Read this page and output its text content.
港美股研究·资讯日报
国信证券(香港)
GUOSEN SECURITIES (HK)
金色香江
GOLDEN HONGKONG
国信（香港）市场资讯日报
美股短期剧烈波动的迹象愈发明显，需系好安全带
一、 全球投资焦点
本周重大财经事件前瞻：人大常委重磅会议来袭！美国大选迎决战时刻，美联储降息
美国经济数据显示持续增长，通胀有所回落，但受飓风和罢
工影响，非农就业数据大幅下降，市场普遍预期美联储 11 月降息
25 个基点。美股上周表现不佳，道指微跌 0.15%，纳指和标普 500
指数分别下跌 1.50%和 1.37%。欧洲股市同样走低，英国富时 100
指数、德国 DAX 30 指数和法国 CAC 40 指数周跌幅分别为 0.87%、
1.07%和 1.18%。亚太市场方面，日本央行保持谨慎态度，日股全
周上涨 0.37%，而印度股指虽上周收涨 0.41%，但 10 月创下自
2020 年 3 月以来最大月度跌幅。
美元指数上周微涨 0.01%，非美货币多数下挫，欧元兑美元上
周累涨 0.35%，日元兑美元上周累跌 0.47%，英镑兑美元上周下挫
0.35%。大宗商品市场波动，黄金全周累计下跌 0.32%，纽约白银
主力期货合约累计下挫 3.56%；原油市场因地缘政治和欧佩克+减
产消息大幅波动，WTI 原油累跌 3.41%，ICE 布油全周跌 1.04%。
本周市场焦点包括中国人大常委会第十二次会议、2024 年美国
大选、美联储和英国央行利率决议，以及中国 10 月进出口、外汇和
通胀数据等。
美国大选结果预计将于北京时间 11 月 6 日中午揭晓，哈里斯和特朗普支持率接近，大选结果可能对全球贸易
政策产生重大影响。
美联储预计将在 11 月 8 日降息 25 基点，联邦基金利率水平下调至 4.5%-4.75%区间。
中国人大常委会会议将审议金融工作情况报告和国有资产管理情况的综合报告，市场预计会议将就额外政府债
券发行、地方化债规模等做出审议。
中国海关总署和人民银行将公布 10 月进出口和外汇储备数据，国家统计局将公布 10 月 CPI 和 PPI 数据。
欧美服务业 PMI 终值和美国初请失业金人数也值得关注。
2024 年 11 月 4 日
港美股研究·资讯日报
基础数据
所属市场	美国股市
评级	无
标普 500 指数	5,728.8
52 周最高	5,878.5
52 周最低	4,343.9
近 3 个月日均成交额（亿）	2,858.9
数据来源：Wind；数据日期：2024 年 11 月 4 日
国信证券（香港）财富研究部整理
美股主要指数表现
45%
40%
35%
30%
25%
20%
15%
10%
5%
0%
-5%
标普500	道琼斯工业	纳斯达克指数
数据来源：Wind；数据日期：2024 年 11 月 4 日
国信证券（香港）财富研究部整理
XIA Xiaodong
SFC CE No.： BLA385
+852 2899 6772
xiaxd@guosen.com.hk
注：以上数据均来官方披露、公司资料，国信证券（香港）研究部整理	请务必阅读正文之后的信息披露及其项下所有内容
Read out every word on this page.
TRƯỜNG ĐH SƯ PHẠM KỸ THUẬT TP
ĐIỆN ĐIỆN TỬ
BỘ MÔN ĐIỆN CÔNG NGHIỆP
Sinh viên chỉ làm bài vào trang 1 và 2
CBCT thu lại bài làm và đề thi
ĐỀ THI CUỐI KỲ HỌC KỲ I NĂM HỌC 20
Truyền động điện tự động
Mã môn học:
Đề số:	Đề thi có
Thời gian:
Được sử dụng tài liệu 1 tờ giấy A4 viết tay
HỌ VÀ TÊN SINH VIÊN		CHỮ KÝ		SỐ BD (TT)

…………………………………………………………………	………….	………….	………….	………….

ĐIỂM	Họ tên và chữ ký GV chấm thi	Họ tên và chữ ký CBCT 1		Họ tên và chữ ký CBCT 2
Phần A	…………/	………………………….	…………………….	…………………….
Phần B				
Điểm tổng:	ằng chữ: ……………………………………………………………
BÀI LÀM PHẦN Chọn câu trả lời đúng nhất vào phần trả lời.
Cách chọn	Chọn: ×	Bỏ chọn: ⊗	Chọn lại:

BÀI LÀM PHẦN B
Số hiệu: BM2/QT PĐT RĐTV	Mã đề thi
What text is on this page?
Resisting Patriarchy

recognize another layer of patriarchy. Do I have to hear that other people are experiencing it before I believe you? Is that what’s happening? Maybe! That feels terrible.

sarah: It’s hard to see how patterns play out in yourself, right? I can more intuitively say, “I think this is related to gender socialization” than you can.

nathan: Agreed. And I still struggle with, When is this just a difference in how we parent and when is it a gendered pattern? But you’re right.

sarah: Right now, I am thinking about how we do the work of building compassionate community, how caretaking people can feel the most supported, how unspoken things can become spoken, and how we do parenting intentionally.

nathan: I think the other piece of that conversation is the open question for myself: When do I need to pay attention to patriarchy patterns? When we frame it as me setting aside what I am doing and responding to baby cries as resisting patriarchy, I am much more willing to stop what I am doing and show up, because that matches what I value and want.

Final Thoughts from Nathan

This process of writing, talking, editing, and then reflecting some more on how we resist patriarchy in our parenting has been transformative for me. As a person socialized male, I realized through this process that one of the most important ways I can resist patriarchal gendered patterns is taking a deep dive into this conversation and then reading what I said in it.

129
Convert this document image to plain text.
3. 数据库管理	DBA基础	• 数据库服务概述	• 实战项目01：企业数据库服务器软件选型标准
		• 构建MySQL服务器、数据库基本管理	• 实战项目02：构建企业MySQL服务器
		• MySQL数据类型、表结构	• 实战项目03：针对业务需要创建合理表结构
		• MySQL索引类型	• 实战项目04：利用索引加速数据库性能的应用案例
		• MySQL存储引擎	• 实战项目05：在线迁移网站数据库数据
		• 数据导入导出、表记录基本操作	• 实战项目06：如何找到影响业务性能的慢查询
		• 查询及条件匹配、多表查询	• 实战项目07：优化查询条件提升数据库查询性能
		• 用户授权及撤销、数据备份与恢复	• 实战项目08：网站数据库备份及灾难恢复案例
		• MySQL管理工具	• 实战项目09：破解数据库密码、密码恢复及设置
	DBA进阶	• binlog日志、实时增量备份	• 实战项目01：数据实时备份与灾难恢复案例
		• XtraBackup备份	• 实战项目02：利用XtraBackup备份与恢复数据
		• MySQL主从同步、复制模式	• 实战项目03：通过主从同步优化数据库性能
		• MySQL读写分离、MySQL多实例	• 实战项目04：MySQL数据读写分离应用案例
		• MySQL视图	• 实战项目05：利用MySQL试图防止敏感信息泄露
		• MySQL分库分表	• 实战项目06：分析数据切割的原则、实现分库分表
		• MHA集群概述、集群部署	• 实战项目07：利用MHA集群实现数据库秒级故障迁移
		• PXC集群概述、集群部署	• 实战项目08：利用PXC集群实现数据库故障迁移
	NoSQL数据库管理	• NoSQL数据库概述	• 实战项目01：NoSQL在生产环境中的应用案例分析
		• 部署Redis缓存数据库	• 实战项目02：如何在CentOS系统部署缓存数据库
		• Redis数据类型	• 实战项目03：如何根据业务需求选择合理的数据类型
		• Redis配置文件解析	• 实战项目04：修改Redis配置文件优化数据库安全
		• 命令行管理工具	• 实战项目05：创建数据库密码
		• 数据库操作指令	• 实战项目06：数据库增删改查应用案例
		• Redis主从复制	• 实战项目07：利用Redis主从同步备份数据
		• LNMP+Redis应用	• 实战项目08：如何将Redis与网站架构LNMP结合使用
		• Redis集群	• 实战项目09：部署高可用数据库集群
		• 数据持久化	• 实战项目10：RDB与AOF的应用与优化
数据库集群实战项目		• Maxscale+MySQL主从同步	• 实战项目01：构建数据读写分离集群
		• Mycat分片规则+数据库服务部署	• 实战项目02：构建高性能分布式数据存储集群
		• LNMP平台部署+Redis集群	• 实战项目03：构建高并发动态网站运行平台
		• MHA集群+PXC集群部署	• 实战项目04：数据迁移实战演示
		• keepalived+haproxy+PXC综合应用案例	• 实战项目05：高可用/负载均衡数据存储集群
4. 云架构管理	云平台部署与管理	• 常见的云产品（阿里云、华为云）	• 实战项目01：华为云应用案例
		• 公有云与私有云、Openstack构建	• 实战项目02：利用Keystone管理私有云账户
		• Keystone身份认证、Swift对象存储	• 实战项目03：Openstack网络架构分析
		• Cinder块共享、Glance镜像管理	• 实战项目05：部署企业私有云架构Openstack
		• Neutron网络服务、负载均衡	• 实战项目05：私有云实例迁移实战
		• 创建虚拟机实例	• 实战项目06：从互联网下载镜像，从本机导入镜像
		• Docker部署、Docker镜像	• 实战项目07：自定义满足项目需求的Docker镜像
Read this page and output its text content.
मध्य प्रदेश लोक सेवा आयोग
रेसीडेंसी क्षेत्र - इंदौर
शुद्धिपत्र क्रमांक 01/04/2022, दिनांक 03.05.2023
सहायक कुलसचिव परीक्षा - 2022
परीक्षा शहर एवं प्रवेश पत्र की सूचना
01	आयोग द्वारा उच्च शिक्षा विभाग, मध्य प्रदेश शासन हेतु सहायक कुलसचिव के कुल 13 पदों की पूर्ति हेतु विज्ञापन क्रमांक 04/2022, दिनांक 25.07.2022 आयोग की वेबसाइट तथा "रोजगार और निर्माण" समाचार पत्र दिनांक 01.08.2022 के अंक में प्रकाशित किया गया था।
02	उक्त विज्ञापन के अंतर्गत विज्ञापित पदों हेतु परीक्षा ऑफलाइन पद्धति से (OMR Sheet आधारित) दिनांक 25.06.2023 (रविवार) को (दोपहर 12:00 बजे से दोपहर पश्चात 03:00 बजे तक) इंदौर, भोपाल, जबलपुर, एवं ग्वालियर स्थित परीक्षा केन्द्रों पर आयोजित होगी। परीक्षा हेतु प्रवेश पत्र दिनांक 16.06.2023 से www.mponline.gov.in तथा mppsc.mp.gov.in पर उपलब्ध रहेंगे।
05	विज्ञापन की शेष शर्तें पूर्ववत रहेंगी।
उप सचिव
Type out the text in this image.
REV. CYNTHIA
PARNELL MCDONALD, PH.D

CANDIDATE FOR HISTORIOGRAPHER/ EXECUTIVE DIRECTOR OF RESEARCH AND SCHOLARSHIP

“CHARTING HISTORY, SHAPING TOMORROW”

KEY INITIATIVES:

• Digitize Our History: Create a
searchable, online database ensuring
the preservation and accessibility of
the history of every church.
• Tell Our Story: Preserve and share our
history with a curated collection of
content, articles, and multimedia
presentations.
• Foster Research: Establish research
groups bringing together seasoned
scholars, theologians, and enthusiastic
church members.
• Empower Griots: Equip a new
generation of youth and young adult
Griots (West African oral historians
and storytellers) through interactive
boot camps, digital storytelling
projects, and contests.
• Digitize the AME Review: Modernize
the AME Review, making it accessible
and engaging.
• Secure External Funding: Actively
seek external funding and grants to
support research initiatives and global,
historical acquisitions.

## Goal
Starting at the line that contains "Type out the text in this image.", copy each line exactly through the end of the listing above. Include that first line and the last one, and add nothing.

## Result for this exercise
Type out the text in this image.
REV. CYNTHIA
PARNELL MCDONALD, PH.D

CANDIDATE FOR HISTORIOGRAPHER/ EXECUTIVE DIRECTOR OF RESEARCH AND SCHOLARSHIP

“CHARTING HISTORY, SHAPING TOMORROW”

KEY INITIATIVES:

• Digitize Our History: Create a
searchable, online database ensuring
the preservation and accessibility of
the history of every church.
• Tell Our Story: Preserve and share our
history with a curated collection of
content, articles, and multimedia
presentations.
• Foster Research: Establish research
groups bringing together seasoned
scholars, theologians, and enthusiastic
church members.
• Empower Griots: Equip a new
generation of youth and young adult
Griots (West African oral historians
and storytellers) through interactive
boot camps, digital storytelling
projects, and contests.
• Digitize the AME Review: Modernize
the AME Review, making it accessible
and engaging.
• Secure External Funding: Actively
seek external funding and grants to
support research initiatives and global,
historical acquisitions.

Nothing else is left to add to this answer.